▶ _Problem statement_
Among the records that follow, count the lines with the string "color"; report only that count.

▶ _Data_
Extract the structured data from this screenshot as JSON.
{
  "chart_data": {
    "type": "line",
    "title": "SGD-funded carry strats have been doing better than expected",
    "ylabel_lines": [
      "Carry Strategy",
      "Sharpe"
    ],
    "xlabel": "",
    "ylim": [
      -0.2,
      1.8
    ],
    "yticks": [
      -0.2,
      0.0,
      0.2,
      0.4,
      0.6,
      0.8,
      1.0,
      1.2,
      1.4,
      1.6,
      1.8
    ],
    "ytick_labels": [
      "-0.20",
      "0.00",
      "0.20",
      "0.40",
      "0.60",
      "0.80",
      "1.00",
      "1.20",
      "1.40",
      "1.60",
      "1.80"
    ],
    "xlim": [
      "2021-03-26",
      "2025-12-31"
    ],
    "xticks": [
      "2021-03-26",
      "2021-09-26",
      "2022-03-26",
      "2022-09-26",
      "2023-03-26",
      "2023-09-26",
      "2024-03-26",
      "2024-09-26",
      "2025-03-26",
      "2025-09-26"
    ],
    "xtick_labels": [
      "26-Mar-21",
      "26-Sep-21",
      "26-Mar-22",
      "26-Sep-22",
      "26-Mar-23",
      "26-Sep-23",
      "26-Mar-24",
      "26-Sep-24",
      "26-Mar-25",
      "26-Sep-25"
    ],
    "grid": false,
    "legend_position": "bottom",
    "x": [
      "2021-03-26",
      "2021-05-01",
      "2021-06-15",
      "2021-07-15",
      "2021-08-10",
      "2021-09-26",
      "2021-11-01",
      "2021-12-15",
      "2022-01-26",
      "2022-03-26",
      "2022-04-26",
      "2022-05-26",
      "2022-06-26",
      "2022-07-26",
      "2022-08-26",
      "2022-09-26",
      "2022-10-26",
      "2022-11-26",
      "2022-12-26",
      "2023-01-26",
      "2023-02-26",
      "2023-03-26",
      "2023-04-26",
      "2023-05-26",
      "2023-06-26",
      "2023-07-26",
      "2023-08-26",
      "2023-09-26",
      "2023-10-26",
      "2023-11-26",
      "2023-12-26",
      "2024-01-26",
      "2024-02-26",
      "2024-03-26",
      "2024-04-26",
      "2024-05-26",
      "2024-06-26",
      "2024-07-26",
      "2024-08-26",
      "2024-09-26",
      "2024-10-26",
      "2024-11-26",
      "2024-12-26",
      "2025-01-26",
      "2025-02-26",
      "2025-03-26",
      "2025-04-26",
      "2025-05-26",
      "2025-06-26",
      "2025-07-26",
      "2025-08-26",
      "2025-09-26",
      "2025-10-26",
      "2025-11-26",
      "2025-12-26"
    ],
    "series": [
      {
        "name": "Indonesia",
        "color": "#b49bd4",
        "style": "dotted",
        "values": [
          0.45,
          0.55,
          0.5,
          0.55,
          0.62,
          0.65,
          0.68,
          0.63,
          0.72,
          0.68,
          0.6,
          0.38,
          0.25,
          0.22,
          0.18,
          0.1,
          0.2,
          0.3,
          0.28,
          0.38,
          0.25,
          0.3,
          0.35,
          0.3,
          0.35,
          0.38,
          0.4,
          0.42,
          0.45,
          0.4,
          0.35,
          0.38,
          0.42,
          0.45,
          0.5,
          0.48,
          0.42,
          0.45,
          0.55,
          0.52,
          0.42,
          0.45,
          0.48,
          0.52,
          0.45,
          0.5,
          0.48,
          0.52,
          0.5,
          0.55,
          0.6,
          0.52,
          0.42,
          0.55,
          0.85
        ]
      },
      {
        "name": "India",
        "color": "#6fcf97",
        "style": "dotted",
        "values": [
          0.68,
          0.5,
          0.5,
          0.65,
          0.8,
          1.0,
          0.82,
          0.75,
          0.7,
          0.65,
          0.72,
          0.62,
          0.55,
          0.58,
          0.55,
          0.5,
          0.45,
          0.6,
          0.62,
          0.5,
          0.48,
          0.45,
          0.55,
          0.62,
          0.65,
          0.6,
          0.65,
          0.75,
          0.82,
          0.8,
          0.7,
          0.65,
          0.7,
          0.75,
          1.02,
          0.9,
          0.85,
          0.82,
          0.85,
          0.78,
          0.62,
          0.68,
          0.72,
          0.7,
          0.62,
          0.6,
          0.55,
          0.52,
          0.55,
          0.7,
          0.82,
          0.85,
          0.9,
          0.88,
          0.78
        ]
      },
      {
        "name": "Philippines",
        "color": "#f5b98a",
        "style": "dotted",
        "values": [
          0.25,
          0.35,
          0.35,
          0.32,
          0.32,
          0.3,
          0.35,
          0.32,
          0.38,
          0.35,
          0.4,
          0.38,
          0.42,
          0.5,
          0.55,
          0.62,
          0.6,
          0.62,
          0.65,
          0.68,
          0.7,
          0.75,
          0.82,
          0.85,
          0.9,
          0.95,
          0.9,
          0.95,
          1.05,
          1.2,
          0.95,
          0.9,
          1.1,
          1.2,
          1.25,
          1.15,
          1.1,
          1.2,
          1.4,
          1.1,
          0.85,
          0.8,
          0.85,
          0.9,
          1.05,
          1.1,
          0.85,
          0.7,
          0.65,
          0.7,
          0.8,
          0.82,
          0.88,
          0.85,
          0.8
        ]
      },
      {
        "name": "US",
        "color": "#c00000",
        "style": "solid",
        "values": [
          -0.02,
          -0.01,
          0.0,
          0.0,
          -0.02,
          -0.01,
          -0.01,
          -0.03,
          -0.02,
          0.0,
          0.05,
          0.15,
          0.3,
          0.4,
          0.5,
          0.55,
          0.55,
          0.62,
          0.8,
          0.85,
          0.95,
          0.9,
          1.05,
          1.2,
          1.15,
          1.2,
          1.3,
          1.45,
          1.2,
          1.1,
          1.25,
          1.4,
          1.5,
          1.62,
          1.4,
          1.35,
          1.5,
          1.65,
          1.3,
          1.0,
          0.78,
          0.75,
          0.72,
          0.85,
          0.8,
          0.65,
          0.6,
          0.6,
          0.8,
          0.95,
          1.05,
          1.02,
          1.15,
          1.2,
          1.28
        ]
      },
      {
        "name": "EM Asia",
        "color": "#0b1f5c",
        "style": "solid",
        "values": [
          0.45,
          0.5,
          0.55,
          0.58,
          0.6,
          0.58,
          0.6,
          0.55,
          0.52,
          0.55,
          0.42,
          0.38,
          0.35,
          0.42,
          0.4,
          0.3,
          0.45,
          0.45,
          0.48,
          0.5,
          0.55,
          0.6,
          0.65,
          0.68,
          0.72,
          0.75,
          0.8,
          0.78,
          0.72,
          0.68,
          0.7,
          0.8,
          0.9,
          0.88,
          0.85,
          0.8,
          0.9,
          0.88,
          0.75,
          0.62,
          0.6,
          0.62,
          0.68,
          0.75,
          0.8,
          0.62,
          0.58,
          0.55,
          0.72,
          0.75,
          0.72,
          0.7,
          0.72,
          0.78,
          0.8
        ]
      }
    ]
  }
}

▶ _Full solution_
5